■ SET PROBLEM
The listing below should be printed exactly, every line of it. Skip the pictures.

Figure dataset records:
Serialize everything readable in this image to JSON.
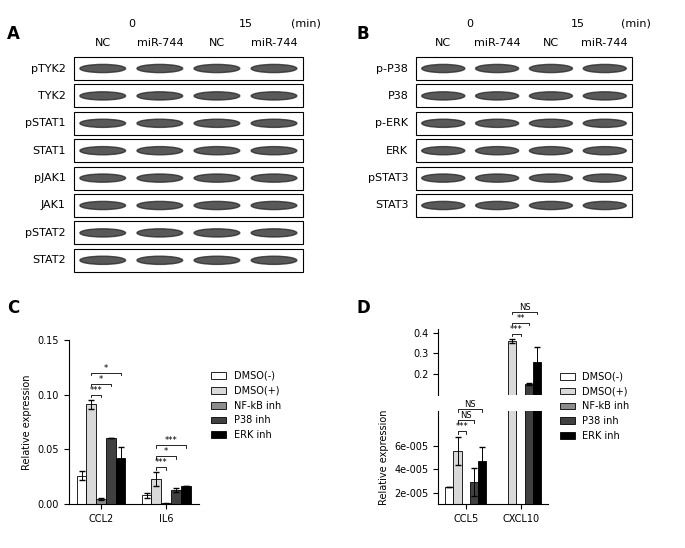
{
  "blots": [
    {
      "panel": "A",
      "time_unit": "(min)",
      "time_groups": [
        {
          "label": "0",
          "lanes": [
            "NC",
            "miR-744"
          ]
        },
        {
          "label": "15",
          "lanes": [
            "NC",
            "miR-744"
          ]
        }
      ],
      "rows": [
        "pTYK2",
        "TYK2",
        "pSTAT1",
        "STAT1",
        "pJAK1",
        "JAK1",
        "pSTAT2",
        "STAT2"
      ]
    },
    {
      "panel": "B",
      "time_unit": "(min)",
      "time_groups": [
        {
          "label": "0",
          "lanes": [
            "NC",
            "miR-744"
          ]
        },
        {
          "label": "15",
          "lanes": [
            "NC",
            "miR-744"
          ]
        }
      ],
      "rows": [
        "p-P38",
        "P38",
        "p-ERK",
        "ERK",
        "pSTAT3",
        "STAT3"
      ]
    }
  ],
  "chart_data": [
    {
      "panel": "C",
      "type": "bar",
      "categories": [
        "CCL2",
        "IL6"
      ],
      "ylabel": "Relative expression",
      "ylim": [
        0,
        0.15
      ],
      "yticks": [
        {
          "value": 0,
          "label": "0.00"
        },
        0.05,
        {
          "value": 0.1,
          "label": "0.10"
        },
        0.15
      ],
      "legend": "right",
      "series": [
        {
          "name": "DMSO(-)",
          "color": "#ffffff",
          "values": [
            0.026,
            0.008
          ],
          "errors": [
            0.004,
            0.002
          ]
        },
        {
          "name": "DMSO(+)",
          "color": "#d9d9d9",
          "values": [
            0.091,
            0.023
          ],
          "errors": [
            0.004,
            0.006
          ]
        },
        {
          "name": "NF-kB inh",
          "color": "#8c8c8c",
          "values": [
            0.005,
            0.001
          ],
          "errors": [
            0.001,
            0.0005
          ]
        },
        {
          "name": "P38 inh",
          "color": "#404040",
          "values": [
            0.06,
            0.013
          ],
          "errors": [
            0.0,
            0.002
          ]
        },
        {
          "name": "ERK inh",
          "color": "#000000",
          "values": [
            0.042,
            0.017
          ],
          "errors": [
            0.01,
            0.0
          ]
        }
      ],
      "significance": [
        {
          "category": "CCL2",
          "from": "DMSO(+)",
          "to": "NF-kB inh",
          "label": "***"
        },
        {
          "category": "CCL2",
          "from": "DMSO(+)",
          "to": "P38 inh",
          "label": "*"
        },
        {
          "category": "CCL2",
          "from": "DMSO(+)",
          "to": "ERK inh",
          "label": "*"
        },
        {
          "category": "IL6",
          "from": "DMSO(+)",
          "to": "NF-kB inh",
          "label": "***"
        },
        {
          "category": "IL6",
          "from": "DMSO(+)",
          "to": "P38 inh",
          "label": "*"
        },
        {
          "category": "IL6",
          "from": "DMSO(+)",
          "to": "ERK inh",
          "label": "***"
        }
      ]
    },
    {
      "panel": "D",
      "type": "bar",
      "categories": [
        "CCL5",
        "CXCL10"
      ],
      "ylabel": "Relative expression",
      "segments": [
        {
          "ylim": [
            1e-05,
            9e-05
          ],
          "yticks": [
            {
              "value": 2e-05,
              "label": "2e-005"
            },
            {
              "value": 4e-05,
              "label": "4e-005"
            },
            {
              "value": 6e-05,
              "label": "6e-005"
            }
          ]
        },
        {
          "ylim": [
            0.1,
            0.42
          ],
          "yticks": [
            0.2,
            0.3,
            0.4
          ]
        }
      ],
      "legend": "right",
      "series": [
        {
          "name": "DMSO(-)",
          "color": "#ffffff",
          "values": [
            2.5e-05,
            0
          ],
          "errors": [
            0,
            0
          ]
        },
        {
          "name": "DMSO(+)",
          "color": "#d9d9d9",
          "values": [
            5.6e-05,
            0.36
          ],
          "errors": [
            1.2e-05,
            0.01
          ]
        },
        {
          "name": "NF-kB inh",
          "color": "#8c8c8c",
          "values": [
            0,
            0
          ],
          "errors": [
            0,
            0
          ]
        },
        {
          "name": "P38 inh",
          "color": "#404040",
          "values": [
            2.9e-05,
            0.15
          ],
          "errors": [
            1.2e-05,
            0.005
          ]
        },
        {
          "name": "ERK inh",
          "color": "#000000",
          "values": [
            4.7e-05,
            0.26
          ],
          "errors": [
            1.2e-05,
            0.07
          ]
        }
      ],
      "significance": [
        {
          "category": "CCL5",
          "from": "DMSO(+)",
          "to": "NF-kB inh",
          "label": "***"
        },
        {
          "category": "CCL5",
          "from": "DMSO(+)",
          "to": "P38 inh",
          "label": "NS"
        },
        {
          "category": "CCL5",
          "from": "DMSO(+)",
          "to": "ERK inh",
          "label": "NS"
        },
        {
          "category": "CXCL10",
          "from": "DMSO(+)",
          "to": "NF-kB inh",
          "label": "***"
        },
        {
          "category": "CXCL10",
          "from": "DMSO(+)",
          "to": "P38 inh",
          "label": "**"
        },
        {
          "category": "CXCL10",
          "from": "DMSO(+)",
          "to": "ERK inh",
          "label": "NS"
        }
      ]
    }
  ]
}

■ THE RESULT
Serialize everything readable in this image to JSON.
{
  "blots": [
    {
      "panel": "A",
      "time_unit": "(min)",
      "time_groups": [
        {
          "label": "0",
          "lanes": [
            "NC",
            "miR-744"
          ]
        },
        {
          "label": "15",
          "lanes": [
            "NC",
            "miR-744"
          ]
        }
      ],
      "rows": [
        "pTYK2",
        "TYK2",
        "pSTAT1",
        "STAT1",
        "pJAK1",
        "JAK1",
        "pSTAT2",
        "STAT2"
      ]
    },
    {
      "panel": "B",
      "time_unit": "(min)",
      "time_groups": [
        {
          "label": "0",
          "lanes": [
            "NC",
            "miR-744"
          ]
        },
        {
          "label": "15",
          "lanes": [
            "NC",
            "miR-744"
          ]
        }
      ],
      "rows": [
        "p-P38",
        "P38",
        "p-ERK",
        "ERK",
        "pSTAT3",
        "STAT3"
      ]
    }
  ],
  "chart_data": [
    {
      "panel": "C",
      "type": "bar",
      "categories": [
        "CCL2",
        "IL6"
      ],
      "ylabel": "Relative expression",
      "ylim": [
        0,
        0.15
      ],
      "yticks": [
        {
          "value": 0,
          "label": "0.00"
        },
        0.05,
        {
          "value": 0.1,
          "label": "0.10"
        },
        0.15
      ],
      "legend": "right",
      "series": [
        {
          "name": "DMSO(-)",
          "color": "#ffffff",
          "values": [
            0.026,
            0.008
          ],
          "errors": [
            0.004,
            0.002
          ]
        },
        {
          "name": "DMSO(+)",
          "color": "#d9d9d9",
          "values": [
            0.091,
            0.023
          ],
          "errors": [
            0.004,
            0.006
          ]
        },
        {
          "name": "NF-kB inh",
          "color": "#8c8c8c",
          "values": [
            0.005,
            0.001
          ],
          "errors": [
            0.001,
            0.0005
          ]
        },
        {
          "name": "P38 inh",
          "color": "#404040",
          "values": [
            0.06,
            0.013
          ],
          "errors": [
            0.0,
            0.002
          ]
        },
        {
          "name": "ERK inh",
          "color": "#000000",
          "values": [
            0.042,
            0.017
          ],
          "errors": [
            0.01,
            0.0
          ]
        }
      ],
      "significance": [
        {
          "category": "CCL2",
          "from": "DMSO(+)",
          "to": "NF-kB inh",
          "label": "***"
        },
        {
          "category": "CCL2",
          "from": "DMSO(+)",
          "to": "P38 inh",
          "label": "*"
        },
        {
          "category": "CCL2",
          "from": "DMSO(+)",
          "to": "ERK inh",
          "label": "*"
        },
        {
          "category": "IL6",
          "from": "DMSO(+)",
          "to": "NF-kB inh",
          "label": "***"
        },
        {
          "category": "IL6",
          "from": "DMSO(+)",
          "to": "P38 inh",
          "label": "*"
        },
        {
          "category": "IL6",
          "from": "DMSO(+)",
          "to": "ERK inh",
          "label": "***"
        }
      ]
    },
    {
      "panel": "D",
      "type": "bar",
      "categories": [
        "CCL5",
        "CXCL10"
      ],
      "ylabel": "Relative expression",
      "segments": [
        {
          "ylim": [
            1e-05,
            9e-05
          ],
          "yticks": [
            {
              "value": 2e-05,
              "label": "2e-005"
            },
            {
              "value": 4e-05,
              "label": "4e-005"
            },
            {
              "value": 6e-05,
              "label": "6e-005"
            }
          ]
        },
        {
          "ylim": [
            0.1,
            0.42
          ],
          "yticks": [
            0.2,
            0.3,
            0.4
          ]
        }
      ],
      "legend": "right",
      "series": [
        {
          "name": "DMSO(-)",
          "color": "#ffffff",
          "values": [
            2.5e-05,
            0
          ],
          "errors": [
            0,
            0
          ]
        },
        {
          "name": "DMSO(+)",
          "color": "#d9d9d9",
          "values": [
            5.6e-05,
            0.36
          ],
          "errors": [
            1.2e-05,
            0.01
          ]
        },
        {
          "name": "NF-kB inh",
          "color": "#8c8c8c",
          "values": [
            0,
            0
          ],
          "errors": [
            0,
            0
          ]
        },
        {
          "name": "P38 inh",
          "color": "#404040",
          "values": [
            2.9e-05,
            0.15
          ],
          "errors": [
            1.2e-05,
            0.005
          ]
        },
        {
          "name": "ERK inh",
          "color": "#000000",
          "values": [
            4.7e-05,
            0.26
          ],
          "errors": [
            1.2e-05,
            0.07
          ]
        }
      ],
      "significance": [
        {
          "category": "CCL5",
          "from": "DMSO(+)",
          "to": "NF-kB inh",
          "label": "***"
        },
        {
          "category": "CCL5",
          "from": "DMSO(+)",
          "to": "P38 inh",
          "label": "NS"
        },
        {
          "category": "CCL5",
          "from": "DMSO(+)",
          "to": "ERK inh",
          "label": "NS"
        },
        {
          "category": "CXCL10",
          "from": "DMSO(+)",
          "to": "NF-kB inh",
          "label": "***"
        },
        {
          "category": "CXCL10",
          "from": "DMSO(+)",
          "to": "P38 inh",
          "label": "**"
        },
        {
          "category": "CXCL10",
          "from": "DMSO(+)",
          "to": "ERK inh",
          "label": "NS"
        }
      ]
    }
  ]
}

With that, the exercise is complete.